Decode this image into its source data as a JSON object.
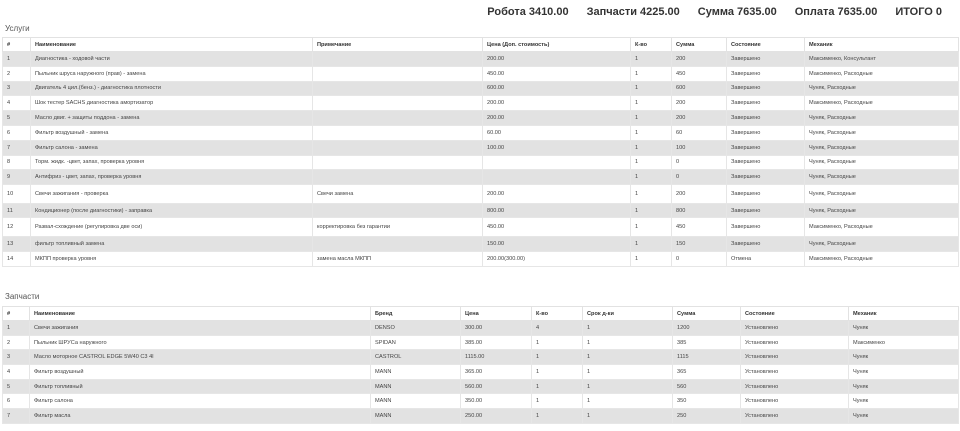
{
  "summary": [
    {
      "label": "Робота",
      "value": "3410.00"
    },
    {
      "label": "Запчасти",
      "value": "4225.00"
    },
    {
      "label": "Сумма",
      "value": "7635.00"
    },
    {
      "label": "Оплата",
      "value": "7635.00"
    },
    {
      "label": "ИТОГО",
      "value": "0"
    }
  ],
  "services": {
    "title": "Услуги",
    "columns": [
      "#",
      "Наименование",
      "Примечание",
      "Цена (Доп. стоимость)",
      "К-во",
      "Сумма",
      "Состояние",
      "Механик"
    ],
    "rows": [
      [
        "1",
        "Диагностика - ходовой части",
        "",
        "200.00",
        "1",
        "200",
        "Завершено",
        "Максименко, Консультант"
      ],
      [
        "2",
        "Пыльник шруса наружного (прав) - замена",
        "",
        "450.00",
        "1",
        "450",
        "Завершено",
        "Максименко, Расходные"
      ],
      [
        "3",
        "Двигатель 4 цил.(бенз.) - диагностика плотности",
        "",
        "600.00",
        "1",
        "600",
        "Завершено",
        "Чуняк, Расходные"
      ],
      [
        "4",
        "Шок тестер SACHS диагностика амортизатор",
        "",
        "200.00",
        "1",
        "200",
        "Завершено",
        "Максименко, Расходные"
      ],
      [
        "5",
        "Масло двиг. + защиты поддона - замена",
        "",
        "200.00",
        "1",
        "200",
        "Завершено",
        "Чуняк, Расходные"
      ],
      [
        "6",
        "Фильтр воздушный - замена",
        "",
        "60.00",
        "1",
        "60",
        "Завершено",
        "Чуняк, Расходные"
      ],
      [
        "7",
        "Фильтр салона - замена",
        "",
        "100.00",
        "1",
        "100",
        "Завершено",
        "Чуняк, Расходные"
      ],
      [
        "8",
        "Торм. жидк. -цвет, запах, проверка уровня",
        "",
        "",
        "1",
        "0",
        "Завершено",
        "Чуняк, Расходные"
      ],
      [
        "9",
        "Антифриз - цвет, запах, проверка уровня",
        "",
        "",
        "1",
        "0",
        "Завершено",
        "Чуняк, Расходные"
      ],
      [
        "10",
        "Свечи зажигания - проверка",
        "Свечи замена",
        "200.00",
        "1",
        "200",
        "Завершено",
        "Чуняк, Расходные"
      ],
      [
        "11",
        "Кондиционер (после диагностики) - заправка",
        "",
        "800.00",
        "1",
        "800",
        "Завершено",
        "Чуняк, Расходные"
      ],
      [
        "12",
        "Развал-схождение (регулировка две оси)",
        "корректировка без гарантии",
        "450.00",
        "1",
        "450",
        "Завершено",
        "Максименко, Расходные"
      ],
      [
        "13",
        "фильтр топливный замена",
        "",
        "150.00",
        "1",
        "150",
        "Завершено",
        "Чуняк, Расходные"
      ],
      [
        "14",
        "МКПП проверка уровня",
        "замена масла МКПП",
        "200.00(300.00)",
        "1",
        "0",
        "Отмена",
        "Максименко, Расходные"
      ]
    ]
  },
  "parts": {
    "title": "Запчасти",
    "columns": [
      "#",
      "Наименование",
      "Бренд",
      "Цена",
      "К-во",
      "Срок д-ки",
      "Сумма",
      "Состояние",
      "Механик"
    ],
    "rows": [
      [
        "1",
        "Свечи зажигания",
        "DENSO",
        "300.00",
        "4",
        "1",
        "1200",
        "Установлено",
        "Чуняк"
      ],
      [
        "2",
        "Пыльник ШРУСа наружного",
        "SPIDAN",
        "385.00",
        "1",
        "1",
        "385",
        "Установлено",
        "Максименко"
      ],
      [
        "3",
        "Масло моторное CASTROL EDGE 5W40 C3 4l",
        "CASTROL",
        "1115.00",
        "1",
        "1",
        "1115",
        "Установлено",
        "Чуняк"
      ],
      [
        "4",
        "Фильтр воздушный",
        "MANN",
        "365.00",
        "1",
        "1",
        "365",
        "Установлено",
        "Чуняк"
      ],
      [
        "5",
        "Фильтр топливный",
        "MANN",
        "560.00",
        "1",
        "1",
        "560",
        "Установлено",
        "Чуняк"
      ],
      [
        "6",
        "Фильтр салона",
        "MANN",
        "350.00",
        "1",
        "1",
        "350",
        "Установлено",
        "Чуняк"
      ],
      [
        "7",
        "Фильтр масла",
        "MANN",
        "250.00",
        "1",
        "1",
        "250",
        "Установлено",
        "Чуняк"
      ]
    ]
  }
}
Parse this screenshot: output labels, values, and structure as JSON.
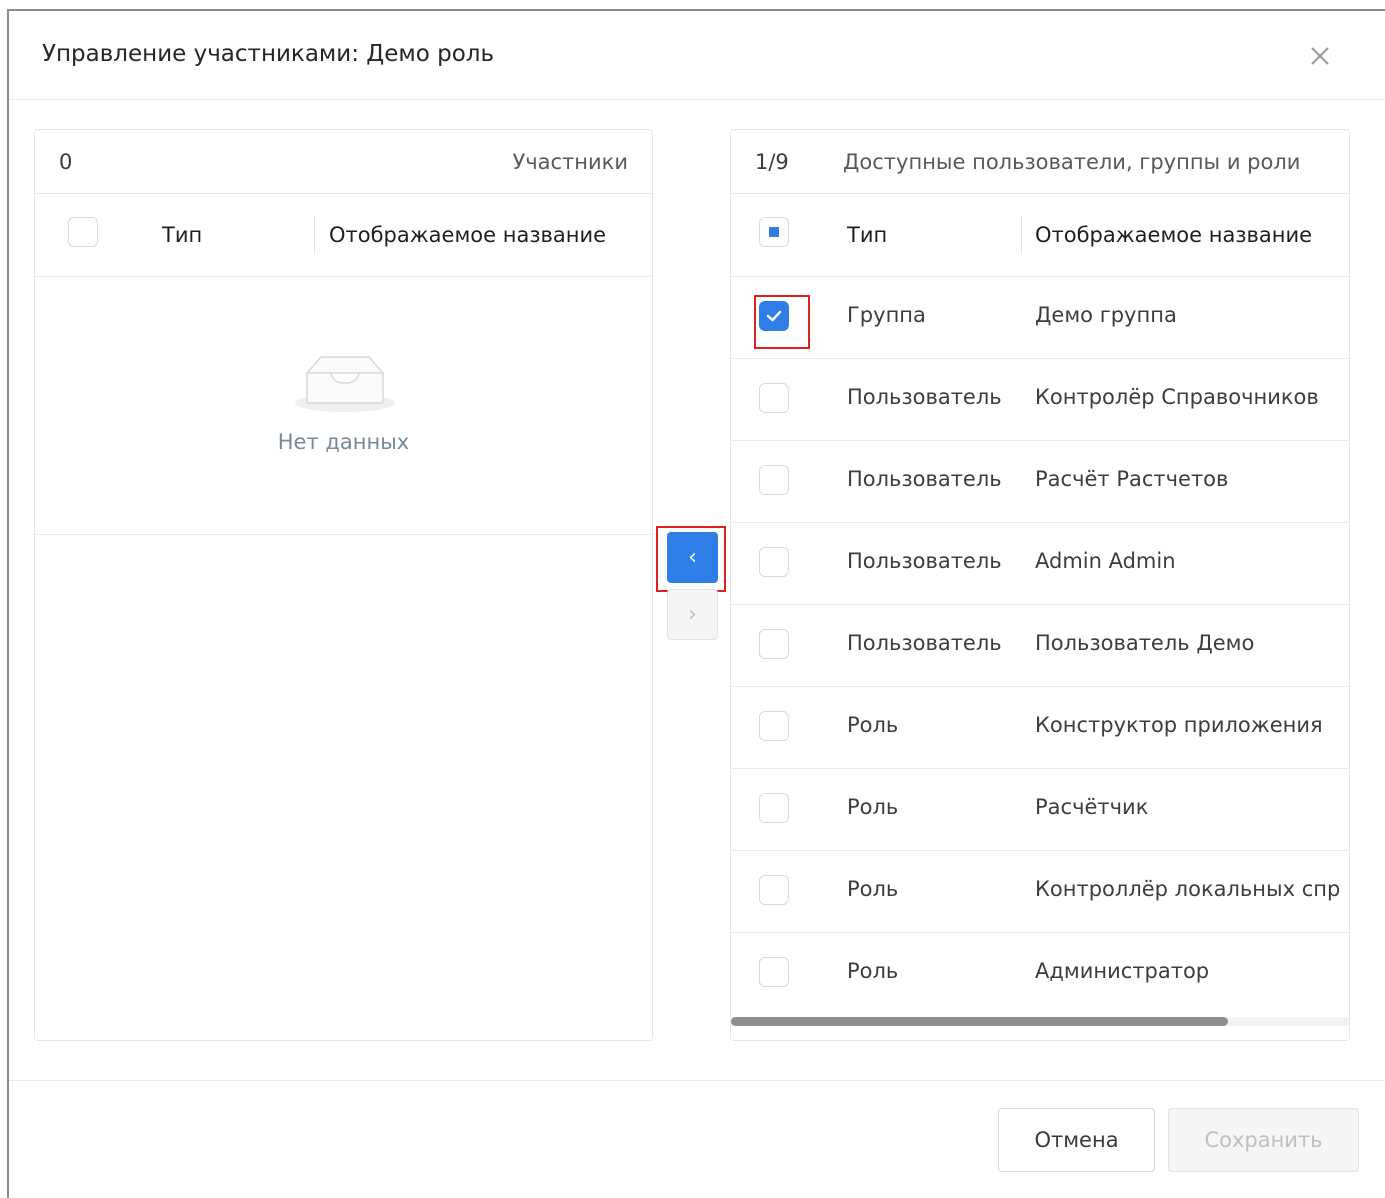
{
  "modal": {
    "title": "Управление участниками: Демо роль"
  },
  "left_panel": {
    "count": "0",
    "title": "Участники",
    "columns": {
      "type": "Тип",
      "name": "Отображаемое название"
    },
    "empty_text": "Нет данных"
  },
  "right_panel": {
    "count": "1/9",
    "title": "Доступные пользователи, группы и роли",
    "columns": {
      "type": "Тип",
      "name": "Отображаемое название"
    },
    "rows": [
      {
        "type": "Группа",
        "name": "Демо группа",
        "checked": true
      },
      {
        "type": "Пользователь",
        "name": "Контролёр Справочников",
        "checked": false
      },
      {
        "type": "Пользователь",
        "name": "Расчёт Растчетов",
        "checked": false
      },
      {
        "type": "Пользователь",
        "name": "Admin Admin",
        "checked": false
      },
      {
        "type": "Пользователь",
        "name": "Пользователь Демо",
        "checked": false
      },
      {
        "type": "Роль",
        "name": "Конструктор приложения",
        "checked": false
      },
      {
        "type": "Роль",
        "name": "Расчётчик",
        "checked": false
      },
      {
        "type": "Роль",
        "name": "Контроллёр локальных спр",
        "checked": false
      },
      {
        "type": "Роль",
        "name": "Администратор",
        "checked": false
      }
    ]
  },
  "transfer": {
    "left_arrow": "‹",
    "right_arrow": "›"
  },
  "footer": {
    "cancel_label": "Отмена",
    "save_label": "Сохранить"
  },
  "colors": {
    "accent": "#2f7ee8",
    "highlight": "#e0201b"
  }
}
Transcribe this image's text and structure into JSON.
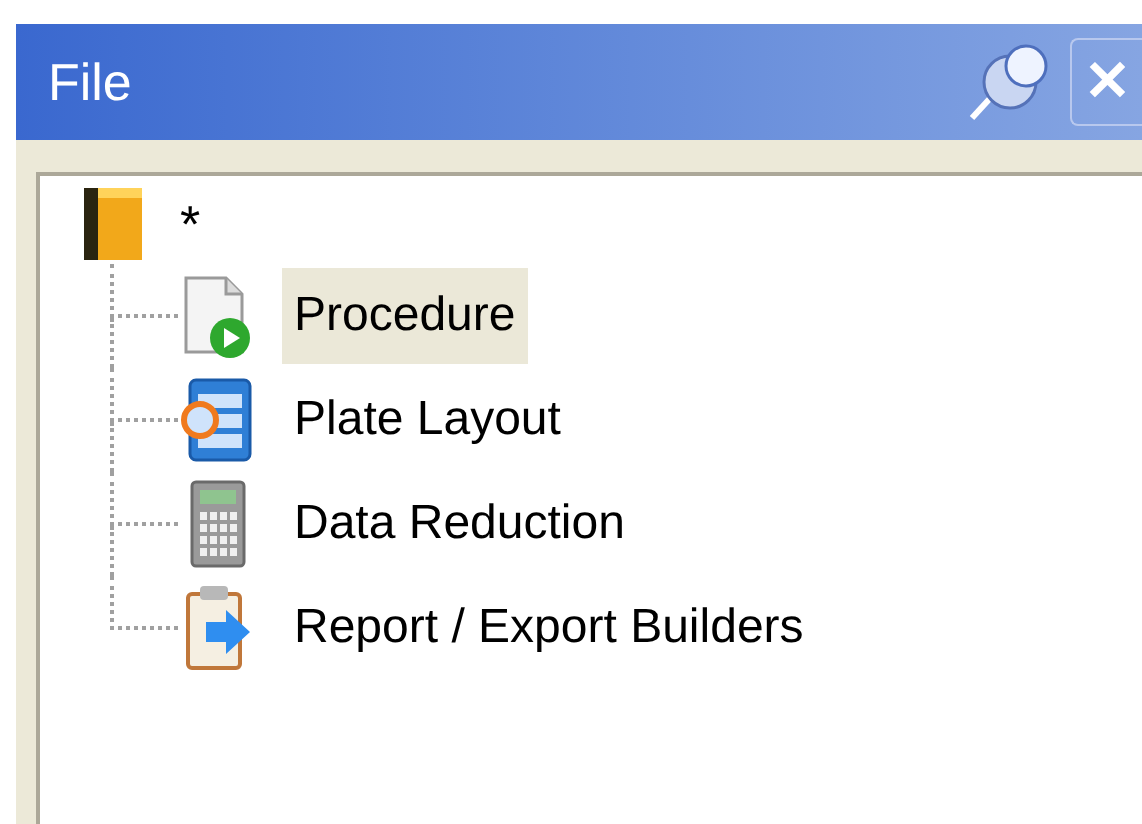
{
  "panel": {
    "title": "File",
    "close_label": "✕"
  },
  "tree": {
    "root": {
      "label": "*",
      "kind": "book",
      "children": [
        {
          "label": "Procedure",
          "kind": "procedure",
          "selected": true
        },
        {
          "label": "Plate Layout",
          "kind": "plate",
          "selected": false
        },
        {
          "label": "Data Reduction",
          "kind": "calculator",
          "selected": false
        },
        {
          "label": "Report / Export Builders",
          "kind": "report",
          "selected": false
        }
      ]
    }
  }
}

EXERCISE AIM – How many of the lines above include the string "воздушный"? Answer with the number only.

RESPONSE TO THIS EXERCISE – 2